• _Description of the task_
State how many lines of the entries include the string "heading", please, leaving out everything but the number.

• _Material provided_
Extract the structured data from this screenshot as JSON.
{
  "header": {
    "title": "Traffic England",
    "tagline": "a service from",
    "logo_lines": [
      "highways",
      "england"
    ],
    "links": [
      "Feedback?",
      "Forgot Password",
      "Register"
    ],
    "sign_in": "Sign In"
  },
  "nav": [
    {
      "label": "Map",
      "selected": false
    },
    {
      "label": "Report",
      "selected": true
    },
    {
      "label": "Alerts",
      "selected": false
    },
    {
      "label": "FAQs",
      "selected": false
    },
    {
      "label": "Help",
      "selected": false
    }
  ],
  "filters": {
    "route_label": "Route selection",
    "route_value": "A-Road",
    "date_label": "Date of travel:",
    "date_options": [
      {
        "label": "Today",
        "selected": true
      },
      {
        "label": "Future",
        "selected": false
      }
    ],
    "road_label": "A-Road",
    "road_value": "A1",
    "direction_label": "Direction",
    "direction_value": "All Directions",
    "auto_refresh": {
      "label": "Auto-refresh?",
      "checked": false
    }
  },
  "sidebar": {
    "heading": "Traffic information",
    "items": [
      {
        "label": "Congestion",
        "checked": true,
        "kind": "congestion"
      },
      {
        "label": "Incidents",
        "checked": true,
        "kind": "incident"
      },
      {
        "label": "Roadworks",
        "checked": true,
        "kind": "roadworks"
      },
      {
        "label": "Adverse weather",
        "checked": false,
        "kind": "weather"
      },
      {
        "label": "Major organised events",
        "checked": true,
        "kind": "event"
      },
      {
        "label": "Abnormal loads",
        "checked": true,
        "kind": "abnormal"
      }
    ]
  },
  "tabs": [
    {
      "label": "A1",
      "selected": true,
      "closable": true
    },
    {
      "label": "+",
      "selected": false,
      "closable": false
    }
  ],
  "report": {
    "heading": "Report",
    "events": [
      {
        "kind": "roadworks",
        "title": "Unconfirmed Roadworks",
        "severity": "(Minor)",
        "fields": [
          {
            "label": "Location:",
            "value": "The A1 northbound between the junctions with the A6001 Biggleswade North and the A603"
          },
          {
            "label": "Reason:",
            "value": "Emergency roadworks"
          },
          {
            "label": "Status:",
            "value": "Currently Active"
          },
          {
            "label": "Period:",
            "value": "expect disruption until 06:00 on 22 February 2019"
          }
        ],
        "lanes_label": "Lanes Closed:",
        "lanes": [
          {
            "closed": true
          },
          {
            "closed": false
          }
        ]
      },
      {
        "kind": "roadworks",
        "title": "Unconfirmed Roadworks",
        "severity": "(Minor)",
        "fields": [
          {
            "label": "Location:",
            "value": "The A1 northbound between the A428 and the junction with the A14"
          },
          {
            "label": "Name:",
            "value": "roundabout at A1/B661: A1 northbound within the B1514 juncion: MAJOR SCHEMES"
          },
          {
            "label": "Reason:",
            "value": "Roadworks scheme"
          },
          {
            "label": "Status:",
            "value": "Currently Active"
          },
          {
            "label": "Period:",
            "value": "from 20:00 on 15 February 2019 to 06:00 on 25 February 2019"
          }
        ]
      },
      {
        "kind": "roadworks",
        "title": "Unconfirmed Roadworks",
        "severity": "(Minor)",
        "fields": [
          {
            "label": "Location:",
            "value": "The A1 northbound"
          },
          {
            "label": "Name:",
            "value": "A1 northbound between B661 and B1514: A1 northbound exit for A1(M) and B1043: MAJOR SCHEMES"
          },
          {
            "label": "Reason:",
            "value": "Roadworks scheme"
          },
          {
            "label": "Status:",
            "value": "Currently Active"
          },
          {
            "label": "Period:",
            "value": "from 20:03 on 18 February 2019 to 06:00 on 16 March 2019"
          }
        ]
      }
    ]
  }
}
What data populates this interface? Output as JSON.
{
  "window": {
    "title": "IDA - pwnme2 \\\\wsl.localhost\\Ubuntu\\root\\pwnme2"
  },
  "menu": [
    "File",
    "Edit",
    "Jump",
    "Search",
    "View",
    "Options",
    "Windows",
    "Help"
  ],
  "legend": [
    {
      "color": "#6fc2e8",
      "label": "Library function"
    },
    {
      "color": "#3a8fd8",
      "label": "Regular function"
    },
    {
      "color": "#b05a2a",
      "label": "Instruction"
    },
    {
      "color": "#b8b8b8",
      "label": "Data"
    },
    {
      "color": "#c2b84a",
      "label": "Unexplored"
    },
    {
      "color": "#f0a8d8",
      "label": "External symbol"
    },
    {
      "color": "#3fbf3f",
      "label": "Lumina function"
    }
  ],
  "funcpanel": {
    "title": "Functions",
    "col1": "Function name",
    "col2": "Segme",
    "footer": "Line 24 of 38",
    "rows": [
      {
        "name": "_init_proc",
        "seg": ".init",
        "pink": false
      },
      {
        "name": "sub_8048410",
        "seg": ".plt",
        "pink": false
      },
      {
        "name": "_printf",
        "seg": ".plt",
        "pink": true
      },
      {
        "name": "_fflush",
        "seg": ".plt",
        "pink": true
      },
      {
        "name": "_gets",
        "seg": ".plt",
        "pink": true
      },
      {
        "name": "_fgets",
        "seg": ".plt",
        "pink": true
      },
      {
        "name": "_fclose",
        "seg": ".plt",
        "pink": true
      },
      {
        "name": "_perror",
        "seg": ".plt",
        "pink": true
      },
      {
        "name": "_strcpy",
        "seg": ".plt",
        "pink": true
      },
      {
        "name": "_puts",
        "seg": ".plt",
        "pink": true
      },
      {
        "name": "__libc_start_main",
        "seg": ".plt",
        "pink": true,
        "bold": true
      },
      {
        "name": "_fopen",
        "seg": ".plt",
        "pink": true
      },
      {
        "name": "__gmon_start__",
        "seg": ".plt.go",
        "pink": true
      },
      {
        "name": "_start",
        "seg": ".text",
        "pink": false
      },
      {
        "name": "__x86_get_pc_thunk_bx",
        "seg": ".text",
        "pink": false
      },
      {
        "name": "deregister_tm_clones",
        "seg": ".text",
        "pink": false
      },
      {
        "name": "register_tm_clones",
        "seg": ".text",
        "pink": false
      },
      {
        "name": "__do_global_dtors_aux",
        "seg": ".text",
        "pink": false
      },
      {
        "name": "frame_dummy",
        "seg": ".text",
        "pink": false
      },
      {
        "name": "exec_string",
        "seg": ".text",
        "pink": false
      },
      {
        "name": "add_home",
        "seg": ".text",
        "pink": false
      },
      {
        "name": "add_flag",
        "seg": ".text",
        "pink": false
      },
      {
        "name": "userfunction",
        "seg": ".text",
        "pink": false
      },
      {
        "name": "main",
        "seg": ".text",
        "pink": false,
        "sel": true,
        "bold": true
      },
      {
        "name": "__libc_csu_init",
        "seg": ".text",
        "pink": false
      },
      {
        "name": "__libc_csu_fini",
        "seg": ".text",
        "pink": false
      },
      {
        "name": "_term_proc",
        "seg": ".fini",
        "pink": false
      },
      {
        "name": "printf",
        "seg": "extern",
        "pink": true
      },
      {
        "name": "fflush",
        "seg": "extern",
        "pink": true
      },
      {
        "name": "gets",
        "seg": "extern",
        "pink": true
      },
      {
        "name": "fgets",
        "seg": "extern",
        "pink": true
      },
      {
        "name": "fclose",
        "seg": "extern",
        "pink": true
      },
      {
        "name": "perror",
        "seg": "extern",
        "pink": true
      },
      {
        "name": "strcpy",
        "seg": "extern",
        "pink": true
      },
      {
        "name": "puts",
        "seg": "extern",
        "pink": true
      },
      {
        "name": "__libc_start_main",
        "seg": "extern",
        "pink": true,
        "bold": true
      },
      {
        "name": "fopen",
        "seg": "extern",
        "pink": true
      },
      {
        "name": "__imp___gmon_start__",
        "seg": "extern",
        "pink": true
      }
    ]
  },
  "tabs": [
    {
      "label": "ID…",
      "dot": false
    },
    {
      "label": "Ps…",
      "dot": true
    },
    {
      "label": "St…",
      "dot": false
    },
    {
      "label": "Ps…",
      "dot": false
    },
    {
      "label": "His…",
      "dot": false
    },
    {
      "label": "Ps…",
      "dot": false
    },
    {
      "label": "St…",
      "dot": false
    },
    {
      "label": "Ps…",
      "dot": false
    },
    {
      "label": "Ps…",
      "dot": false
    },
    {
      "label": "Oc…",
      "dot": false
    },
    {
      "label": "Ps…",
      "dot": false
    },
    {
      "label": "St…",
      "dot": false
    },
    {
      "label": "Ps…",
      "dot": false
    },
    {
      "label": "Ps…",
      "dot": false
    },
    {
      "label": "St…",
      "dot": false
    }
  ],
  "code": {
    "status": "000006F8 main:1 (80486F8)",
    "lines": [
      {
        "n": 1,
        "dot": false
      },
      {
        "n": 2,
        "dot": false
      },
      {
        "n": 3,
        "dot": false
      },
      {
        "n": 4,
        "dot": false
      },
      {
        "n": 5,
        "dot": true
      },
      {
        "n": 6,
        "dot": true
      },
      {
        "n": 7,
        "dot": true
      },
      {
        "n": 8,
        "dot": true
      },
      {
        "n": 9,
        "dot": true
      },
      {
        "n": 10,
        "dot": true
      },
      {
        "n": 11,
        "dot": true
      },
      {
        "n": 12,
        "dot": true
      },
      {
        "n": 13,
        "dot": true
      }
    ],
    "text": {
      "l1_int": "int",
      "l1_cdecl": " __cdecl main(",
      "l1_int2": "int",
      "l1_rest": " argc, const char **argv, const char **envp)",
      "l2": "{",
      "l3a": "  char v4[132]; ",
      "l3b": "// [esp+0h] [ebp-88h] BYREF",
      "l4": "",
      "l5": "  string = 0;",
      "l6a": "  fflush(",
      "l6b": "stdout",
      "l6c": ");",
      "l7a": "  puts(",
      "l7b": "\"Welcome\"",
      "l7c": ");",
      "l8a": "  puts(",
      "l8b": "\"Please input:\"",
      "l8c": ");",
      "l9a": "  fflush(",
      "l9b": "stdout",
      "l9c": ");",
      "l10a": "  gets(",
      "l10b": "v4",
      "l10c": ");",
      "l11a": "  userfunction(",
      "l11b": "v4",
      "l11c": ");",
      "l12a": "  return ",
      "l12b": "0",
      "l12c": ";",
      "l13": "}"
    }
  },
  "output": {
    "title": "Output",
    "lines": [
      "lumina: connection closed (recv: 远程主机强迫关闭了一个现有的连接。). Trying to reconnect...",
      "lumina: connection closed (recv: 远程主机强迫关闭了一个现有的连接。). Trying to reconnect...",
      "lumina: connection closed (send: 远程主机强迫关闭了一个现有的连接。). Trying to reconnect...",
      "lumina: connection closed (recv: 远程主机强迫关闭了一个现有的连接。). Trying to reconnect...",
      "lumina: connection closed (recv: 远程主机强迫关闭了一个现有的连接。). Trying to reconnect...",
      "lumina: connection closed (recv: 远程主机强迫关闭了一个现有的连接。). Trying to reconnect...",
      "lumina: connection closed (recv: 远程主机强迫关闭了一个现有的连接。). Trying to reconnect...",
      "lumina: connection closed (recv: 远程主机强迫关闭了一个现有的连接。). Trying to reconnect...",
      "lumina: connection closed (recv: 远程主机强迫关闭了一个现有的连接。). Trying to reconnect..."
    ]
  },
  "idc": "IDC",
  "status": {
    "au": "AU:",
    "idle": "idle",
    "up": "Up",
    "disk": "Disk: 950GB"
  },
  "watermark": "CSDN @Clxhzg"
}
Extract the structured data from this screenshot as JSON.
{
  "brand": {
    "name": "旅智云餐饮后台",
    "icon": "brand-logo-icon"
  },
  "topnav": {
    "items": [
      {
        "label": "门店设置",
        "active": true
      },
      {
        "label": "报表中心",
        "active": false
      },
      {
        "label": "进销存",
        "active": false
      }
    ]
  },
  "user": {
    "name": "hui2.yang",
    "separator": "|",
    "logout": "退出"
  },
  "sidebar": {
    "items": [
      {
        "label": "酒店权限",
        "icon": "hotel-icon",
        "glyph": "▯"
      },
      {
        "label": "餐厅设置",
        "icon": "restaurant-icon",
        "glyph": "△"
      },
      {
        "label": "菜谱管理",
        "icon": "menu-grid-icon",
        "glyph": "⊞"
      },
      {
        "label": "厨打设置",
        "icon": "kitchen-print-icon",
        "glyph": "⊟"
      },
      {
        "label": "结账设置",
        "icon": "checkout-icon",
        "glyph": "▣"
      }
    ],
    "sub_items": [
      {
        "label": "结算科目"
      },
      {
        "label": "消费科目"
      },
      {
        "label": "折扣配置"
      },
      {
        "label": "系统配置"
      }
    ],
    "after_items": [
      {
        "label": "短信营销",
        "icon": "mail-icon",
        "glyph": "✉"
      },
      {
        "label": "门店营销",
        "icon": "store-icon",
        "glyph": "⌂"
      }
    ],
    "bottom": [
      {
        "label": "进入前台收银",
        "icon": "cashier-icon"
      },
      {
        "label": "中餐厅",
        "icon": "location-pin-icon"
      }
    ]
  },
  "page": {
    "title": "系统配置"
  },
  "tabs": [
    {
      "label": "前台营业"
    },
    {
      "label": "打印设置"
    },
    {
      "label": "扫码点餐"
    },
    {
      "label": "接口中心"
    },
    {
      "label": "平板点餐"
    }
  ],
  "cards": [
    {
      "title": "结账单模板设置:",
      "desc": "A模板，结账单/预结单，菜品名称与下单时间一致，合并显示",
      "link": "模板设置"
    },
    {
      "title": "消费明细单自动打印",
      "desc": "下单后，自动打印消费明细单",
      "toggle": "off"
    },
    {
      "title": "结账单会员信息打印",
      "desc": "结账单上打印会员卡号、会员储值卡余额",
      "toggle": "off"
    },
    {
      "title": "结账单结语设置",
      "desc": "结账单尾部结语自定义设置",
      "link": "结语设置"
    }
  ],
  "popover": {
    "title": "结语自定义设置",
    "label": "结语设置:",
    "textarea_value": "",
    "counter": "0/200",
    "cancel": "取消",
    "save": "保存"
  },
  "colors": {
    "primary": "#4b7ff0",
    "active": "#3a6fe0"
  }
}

• _Correct response_
2